(Rows from a figure dataset)
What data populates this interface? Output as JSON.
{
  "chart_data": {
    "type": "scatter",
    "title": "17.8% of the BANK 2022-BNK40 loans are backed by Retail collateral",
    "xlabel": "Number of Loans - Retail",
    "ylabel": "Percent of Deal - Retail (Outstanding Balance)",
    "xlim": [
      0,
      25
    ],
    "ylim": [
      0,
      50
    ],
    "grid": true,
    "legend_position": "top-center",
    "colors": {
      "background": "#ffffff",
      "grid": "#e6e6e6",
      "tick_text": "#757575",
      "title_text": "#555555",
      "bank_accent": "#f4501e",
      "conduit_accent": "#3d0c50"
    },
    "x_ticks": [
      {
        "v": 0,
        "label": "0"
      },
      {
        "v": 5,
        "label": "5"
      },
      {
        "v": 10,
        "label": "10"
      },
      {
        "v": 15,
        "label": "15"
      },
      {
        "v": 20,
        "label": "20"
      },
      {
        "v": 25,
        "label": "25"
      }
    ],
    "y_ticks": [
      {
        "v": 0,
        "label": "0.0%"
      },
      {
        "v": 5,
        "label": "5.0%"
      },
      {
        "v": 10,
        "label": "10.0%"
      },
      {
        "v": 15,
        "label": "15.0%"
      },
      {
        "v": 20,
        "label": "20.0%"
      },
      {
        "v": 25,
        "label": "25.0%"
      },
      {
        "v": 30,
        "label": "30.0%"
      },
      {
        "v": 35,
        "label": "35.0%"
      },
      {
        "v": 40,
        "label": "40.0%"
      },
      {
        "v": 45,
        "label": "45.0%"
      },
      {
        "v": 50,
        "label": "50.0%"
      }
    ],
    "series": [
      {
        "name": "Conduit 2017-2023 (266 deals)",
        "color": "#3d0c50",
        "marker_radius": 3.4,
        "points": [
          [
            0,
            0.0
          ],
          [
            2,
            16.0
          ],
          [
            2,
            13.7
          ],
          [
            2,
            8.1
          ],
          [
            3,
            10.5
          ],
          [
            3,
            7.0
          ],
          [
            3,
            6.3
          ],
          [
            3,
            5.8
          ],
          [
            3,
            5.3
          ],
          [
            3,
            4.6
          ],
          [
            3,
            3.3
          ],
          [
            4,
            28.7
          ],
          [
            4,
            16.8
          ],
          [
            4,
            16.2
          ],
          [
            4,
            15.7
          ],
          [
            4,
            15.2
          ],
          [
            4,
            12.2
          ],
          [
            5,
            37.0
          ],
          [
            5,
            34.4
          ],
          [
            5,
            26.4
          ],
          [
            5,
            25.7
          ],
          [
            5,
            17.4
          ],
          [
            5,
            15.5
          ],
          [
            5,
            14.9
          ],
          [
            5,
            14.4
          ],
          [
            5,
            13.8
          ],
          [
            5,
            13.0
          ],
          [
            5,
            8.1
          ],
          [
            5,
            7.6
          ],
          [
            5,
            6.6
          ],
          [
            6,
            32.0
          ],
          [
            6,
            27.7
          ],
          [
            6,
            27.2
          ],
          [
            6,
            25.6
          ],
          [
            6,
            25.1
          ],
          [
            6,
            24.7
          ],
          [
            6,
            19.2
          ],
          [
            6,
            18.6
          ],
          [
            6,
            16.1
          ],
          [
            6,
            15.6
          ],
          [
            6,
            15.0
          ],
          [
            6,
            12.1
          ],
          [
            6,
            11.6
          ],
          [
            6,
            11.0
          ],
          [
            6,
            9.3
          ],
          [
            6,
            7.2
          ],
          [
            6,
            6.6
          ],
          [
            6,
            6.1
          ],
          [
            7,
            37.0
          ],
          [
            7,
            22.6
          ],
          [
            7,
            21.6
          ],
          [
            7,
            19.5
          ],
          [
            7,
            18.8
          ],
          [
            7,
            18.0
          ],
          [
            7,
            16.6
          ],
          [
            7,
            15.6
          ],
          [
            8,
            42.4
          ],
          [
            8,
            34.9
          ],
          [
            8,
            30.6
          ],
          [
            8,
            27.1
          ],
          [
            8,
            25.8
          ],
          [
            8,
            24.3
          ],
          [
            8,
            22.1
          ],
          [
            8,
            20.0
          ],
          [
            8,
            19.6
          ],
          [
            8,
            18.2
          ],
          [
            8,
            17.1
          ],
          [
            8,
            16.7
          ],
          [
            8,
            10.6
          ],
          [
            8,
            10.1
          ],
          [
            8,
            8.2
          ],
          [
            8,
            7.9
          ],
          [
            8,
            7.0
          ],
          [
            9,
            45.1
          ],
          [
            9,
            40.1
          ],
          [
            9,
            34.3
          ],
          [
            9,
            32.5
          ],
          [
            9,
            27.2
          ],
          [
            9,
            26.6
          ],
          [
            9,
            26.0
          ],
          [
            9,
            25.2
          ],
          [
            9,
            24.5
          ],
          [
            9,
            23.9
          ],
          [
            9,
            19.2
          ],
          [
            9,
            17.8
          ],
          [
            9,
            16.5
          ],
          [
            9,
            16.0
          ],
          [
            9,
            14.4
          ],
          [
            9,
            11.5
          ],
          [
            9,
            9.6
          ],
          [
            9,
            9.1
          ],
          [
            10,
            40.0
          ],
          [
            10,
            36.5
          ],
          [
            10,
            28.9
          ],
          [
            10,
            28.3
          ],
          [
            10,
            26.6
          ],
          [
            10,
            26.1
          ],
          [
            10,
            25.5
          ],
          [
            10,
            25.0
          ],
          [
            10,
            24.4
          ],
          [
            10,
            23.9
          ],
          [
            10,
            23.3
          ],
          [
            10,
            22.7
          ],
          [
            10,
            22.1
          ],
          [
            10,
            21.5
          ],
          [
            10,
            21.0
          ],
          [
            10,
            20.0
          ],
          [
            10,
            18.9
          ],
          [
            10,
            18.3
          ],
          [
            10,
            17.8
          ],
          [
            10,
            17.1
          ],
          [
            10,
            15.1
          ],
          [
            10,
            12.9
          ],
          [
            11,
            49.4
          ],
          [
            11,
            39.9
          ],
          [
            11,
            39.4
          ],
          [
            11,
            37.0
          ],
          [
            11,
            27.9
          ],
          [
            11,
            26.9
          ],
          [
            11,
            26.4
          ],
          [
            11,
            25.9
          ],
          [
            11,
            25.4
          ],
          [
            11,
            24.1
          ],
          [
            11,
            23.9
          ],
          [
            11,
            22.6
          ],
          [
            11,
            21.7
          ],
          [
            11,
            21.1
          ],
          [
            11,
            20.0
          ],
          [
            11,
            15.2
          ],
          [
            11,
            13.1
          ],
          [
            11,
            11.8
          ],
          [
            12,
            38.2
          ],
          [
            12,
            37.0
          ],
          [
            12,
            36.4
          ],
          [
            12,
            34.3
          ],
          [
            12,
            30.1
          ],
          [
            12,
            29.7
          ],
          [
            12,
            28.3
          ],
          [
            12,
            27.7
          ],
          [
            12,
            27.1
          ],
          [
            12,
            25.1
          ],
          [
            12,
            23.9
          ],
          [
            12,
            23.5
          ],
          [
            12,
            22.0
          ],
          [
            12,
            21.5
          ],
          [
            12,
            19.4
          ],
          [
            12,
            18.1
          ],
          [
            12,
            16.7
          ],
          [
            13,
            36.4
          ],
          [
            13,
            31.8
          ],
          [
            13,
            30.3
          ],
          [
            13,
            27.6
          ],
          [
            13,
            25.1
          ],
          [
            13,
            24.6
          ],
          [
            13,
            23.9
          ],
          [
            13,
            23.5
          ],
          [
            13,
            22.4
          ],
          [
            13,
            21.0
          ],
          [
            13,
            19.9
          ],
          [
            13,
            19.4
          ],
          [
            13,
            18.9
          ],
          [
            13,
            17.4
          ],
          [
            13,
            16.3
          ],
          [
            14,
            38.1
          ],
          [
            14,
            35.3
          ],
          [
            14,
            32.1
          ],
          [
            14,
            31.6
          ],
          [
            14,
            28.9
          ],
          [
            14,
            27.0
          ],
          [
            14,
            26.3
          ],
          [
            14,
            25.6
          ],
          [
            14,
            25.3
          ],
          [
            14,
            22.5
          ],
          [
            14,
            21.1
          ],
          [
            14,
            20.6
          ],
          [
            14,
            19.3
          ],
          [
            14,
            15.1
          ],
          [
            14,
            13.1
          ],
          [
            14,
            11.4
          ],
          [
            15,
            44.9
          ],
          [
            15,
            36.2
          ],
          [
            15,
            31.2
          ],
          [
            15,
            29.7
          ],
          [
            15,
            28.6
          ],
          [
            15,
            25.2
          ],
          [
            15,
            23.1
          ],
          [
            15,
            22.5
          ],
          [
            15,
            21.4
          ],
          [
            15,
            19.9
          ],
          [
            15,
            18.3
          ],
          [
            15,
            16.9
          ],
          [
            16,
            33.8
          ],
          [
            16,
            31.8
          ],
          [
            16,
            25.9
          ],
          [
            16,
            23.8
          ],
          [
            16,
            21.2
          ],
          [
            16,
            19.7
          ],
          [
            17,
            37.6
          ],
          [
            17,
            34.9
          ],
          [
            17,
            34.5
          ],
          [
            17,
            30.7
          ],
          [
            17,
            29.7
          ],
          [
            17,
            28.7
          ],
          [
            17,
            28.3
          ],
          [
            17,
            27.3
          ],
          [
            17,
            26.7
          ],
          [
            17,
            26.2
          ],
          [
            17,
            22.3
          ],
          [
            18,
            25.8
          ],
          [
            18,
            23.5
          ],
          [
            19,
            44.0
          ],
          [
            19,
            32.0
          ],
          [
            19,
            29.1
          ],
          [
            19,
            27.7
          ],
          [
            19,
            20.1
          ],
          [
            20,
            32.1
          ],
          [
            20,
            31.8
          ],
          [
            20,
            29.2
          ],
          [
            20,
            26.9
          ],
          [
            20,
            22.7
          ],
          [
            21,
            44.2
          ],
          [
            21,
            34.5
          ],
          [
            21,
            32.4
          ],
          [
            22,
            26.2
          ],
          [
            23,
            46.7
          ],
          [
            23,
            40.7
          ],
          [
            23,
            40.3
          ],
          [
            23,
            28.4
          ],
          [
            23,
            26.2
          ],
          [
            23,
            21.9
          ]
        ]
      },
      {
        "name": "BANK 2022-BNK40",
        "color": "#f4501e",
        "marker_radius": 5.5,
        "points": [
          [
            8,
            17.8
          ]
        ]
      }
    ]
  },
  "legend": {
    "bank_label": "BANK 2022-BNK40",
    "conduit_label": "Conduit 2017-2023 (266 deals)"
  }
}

#### [Written instruction]
Among the lines of the material, find those that hold the word "name" and copy them.

#### [Response to this exercise]
        "name": "Conduit 2017-2023 (266 deals)",
        "name": "BANK 2022-BNK40",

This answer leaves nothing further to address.